## Stated problem
Leave out the pictures and reproduce all of the data exactly.

Saved entries:
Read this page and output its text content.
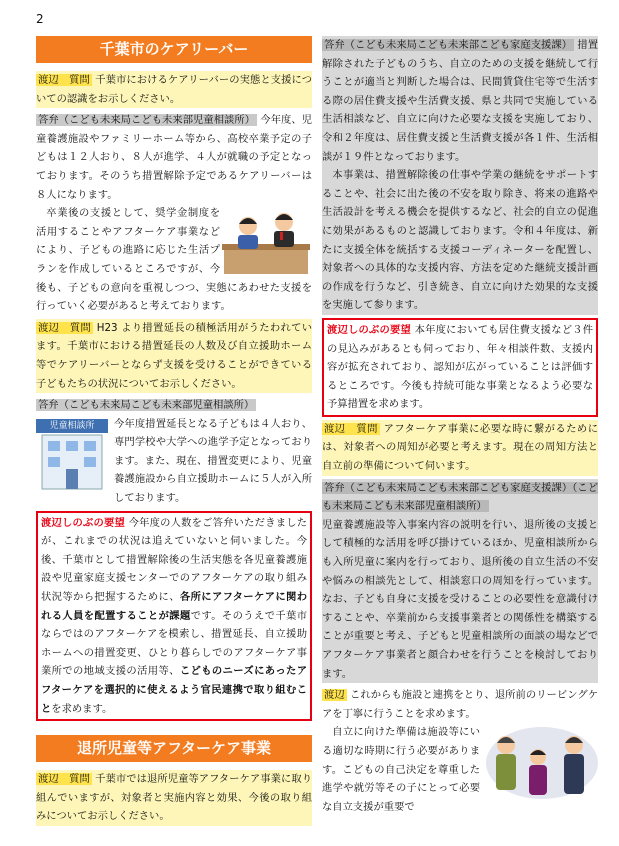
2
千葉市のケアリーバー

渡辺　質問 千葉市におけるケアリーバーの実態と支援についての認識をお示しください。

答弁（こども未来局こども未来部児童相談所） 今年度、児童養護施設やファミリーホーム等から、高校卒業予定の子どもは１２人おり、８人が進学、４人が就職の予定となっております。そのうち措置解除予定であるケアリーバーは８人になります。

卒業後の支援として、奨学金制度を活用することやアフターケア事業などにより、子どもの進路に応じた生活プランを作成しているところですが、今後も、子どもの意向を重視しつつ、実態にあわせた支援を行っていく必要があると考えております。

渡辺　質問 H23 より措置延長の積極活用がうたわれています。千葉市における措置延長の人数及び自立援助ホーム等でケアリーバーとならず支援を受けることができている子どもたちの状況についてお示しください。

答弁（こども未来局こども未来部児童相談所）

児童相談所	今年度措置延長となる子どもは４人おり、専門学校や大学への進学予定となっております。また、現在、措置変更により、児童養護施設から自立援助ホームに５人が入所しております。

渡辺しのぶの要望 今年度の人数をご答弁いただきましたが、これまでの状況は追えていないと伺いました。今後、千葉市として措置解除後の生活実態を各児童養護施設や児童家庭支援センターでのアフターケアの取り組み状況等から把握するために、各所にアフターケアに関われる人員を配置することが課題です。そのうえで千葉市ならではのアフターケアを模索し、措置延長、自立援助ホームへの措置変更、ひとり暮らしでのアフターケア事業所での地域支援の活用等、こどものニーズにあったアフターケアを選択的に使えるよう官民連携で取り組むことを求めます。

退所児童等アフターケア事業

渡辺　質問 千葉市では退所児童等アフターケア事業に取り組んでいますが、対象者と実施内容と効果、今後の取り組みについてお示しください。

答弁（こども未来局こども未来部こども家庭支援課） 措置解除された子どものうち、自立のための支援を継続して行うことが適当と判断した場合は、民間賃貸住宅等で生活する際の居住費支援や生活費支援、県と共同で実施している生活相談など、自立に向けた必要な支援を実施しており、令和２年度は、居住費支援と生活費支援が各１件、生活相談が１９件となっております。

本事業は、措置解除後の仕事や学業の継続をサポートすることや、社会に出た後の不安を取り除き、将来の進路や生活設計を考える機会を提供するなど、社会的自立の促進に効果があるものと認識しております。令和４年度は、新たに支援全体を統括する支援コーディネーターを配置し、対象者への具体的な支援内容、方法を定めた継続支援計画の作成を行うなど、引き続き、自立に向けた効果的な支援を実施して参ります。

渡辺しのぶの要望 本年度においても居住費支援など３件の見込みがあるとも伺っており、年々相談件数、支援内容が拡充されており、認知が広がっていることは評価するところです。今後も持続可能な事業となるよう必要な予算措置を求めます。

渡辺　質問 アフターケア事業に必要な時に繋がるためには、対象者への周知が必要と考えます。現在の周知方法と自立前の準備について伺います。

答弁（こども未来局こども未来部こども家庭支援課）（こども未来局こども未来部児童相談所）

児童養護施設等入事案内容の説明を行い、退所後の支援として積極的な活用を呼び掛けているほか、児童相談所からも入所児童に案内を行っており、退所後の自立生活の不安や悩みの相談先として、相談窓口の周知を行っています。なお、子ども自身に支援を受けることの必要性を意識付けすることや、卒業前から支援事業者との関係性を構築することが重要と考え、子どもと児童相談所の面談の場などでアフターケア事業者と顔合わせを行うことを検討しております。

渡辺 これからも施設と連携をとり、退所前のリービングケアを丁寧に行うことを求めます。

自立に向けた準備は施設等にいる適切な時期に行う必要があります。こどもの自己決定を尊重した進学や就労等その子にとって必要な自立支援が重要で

## Result
Read this page and output its text content.
2
千葉市のケアリーバー

渡辺　質問 千葉市におけるケアリーバーの実態と支援についての認識をお示しください。

答弁（こども未来局こども未来部児童相談所） 今年度、児童養護施設やファミリーホーム等から、高校卒業予定の子どもは１２人おり、８人が進学、４人が就職の予定となっております。そのうち措置解除予定であるケアリーバーは８人になります。

卒業後の支援として、奨学金制度を活用することやアフターケア事業などにより、子どもの進路に応じた生活プランを作成しているところですが、今後も、子どもの意向を重視しつつ、実態にあわせた支援を行っていく必要があると考えております。

渡辺　質問 H23 より措置延長の積極活用がうたわれています。千葉市における措置延長の人数及び自立援助ホーム等でケアリーバーとならず支援を受けることができている子どもたちの状況についてお示しください。

答弁（こども未来局こども未来部児童相談所）

児童相談所	今年度措置延長となる子どもは４人おり、専門学校や大学への進学予定となっております。また、現在、措置変更により、児童養護施設から自立援助ホームに５人が入所しております。

渡辺しのぶの要望 今年度の人数をご答弁いただきましたが、これまでの状況は追えていないと伺いました。今後、千葉市として措置解除後の生活実態を各児童養護施設や児童家庭支援センターでのアフターケアの取り組み状況等から把握するために、各所にアフターケアに関われる人員を配置することが課題です。そのうえで千葉市ならではのアフターケアを模索し、措置延長、自立援助ホームへの措置変更、ひとり暮らしでのアフターケア事業所での地域支援の活用等、こどものニーズにあったアフターケアを選択的に使えるよう官民連携で取り組むことを求めます。

退所児童等アフターケア事業

渡辺　質問 千葉市では退所児童等アフターケア事業に取り組んでいますが、対象者と実施内容と効果、今後の取り組みについてお示しください。

答弁（こども未来局こども未来部こども家庭支援課） 措置解除された子どものうち、自立のための支援を継続して行うことが適当と判断した場合は、民間賃貸住宅等で生活する際の居住費支援や生活費支援、県と共同で実施している生活相談など、自立に向けた必要な支援を実施しており、令和２年度は、居住費支援と生活費支援が各１件、生活相談が１９件となっております。

本事業は、措置解除後の仕事や学業の継続をサポートすることや、社会に出た後の不安を取り除き、将来の進路や生活設計を考える機会を提供するなど、社会的自立の促進に効果があるものと認識しております。令和４年度は、新たに支援全体を統括する支援コーディネーターを配置し、対象者への具体的な支援内容、方法を定めた継続支援計画の作成を行うなど、引き続き、自立に向けた効果的な支援を実施して参ります。

渡辺しのぶの要望 本年度においても居住費支援など３件の見込みがあるとも伺っており、年々相談件数、支援内容が拡充されており、認知が広がっていることは評価するところです。今後も持続可能な事業となるよう必要な予算措置を求めます。

渡辺　質問 アフターケア事業に必要な時に繋がるためには、対象者への周知が必要と考えます。現在の周知方法と自立前の準備について伺います。

答弁（こども未来局こども未来部こども家庭支援課）（こども未来局こども未来部児童相談所）

児童養護施設等入事案内容の説明を行い、退所後の支援として積極的な活用を呼び掛けているほか、児童相談所からも入所児童に案内を行っており、退所後の自立生活の不安や悩みの相談先として、相談窓口の周知を行っています。なお、子ども自身に支援を受けることの必要性を意識付けすることや、卒業前から支援事業者との関係性を構築することが重要と考え、子どもと児童相談所の面談の場などでアフターケア事業者と顔合わせを行うことを検討しております。

渡辺 これからも施設と連携をとり、退所前のリービングケアを丁寧に行うことを求めます。

自立に向けた準備は施設等にいる適切な時期に行う必要があります。こどもの自己決定を尊重した進学や就労等その子にとって必要な自立支援が重要で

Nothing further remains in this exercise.